> MATERIAL PROVIDED:
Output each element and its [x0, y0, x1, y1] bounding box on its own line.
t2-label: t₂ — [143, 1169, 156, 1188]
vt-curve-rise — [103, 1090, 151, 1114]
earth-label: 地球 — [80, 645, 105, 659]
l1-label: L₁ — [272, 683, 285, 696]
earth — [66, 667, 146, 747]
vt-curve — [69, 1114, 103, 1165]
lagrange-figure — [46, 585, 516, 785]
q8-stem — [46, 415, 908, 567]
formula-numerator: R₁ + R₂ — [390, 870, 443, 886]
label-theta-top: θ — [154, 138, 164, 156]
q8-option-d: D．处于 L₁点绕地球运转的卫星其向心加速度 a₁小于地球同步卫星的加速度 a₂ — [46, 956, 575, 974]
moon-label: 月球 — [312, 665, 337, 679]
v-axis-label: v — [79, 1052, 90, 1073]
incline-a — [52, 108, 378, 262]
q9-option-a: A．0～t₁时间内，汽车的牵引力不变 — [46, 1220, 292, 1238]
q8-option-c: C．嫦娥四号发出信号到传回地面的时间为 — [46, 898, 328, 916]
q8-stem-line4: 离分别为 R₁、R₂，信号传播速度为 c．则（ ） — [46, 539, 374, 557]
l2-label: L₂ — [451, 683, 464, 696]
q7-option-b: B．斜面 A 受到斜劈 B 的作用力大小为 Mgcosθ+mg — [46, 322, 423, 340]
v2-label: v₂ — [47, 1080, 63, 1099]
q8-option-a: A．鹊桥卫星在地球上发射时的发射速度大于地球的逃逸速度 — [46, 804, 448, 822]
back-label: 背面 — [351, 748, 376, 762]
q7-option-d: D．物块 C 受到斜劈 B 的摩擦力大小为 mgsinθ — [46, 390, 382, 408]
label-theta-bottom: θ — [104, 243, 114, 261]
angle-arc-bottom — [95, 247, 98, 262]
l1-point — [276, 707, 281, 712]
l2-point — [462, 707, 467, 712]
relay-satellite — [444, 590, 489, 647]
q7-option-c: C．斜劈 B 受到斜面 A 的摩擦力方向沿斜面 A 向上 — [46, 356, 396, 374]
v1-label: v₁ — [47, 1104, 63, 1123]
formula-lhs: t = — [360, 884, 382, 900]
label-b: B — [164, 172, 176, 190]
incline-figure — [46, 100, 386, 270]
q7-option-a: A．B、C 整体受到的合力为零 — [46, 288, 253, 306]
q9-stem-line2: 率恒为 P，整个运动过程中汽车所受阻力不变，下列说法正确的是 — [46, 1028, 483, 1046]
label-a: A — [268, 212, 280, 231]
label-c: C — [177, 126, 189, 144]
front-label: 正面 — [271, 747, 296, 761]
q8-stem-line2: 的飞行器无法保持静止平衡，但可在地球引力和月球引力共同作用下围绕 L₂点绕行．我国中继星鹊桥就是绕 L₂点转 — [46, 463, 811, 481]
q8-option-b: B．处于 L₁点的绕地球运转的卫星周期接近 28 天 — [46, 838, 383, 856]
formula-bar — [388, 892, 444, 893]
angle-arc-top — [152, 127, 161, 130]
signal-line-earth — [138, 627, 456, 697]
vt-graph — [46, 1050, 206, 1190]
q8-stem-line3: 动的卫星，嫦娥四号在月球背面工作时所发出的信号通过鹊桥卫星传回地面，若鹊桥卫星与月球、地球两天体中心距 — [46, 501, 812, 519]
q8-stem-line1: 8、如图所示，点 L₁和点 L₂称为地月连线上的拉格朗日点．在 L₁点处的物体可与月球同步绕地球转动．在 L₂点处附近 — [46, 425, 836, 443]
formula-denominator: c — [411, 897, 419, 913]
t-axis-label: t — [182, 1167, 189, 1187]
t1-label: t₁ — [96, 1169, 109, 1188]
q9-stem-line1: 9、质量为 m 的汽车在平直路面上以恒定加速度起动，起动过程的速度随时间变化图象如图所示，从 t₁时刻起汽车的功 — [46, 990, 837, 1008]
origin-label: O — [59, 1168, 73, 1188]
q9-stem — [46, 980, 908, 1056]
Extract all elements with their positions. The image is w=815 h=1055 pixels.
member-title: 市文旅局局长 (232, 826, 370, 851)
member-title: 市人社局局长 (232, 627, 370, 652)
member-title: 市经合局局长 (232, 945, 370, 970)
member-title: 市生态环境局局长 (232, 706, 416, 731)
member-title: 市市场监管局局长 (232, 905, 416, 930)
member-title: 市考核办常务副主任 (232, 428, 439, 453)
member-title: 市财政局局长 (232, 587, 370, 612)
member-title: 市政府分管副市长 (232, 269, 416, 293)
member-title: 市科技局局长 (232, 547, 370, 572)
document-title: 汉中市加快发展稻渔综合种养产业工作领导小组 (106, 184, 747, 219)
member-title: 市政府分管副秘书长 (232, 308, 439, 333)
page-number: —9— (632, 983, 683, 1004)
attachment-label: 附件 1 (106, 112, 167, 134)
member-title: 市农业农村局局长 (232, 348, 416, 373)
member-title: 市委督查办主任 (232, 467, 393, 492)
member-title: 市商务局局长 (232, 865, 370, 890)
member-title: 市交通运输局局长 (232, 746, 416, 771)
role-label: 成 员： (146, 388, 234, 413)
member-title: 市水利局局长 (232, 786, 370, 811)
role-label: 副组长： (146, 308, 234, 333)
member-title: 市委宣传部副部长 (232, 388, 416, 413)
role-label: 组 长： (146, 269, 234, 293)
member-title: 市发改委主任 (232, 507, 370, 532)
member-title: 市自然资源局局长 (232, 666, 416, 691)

> GOAL OF THE EXERCISE:
Could you rewrite the listing from its first line through the line that contains "earth — [66, 667, 146, 747]", replacing "bounding box" with "enclosing box" and leaving everything else unchanged?

> FINAL RESULT:
Output each element and its [x0, y0, x1, y1] enclosing box on its own line.
t2-label: t₂ — [143, 1169, 156, 1188]
vt-curve-rise — [103, 1090, 151, 1114]
earth-label: 地球 — [80, 645, 105, 659]
l1-label: L₁ — [272, 683, 285, 696]
earth — [66, 667, 146, 747]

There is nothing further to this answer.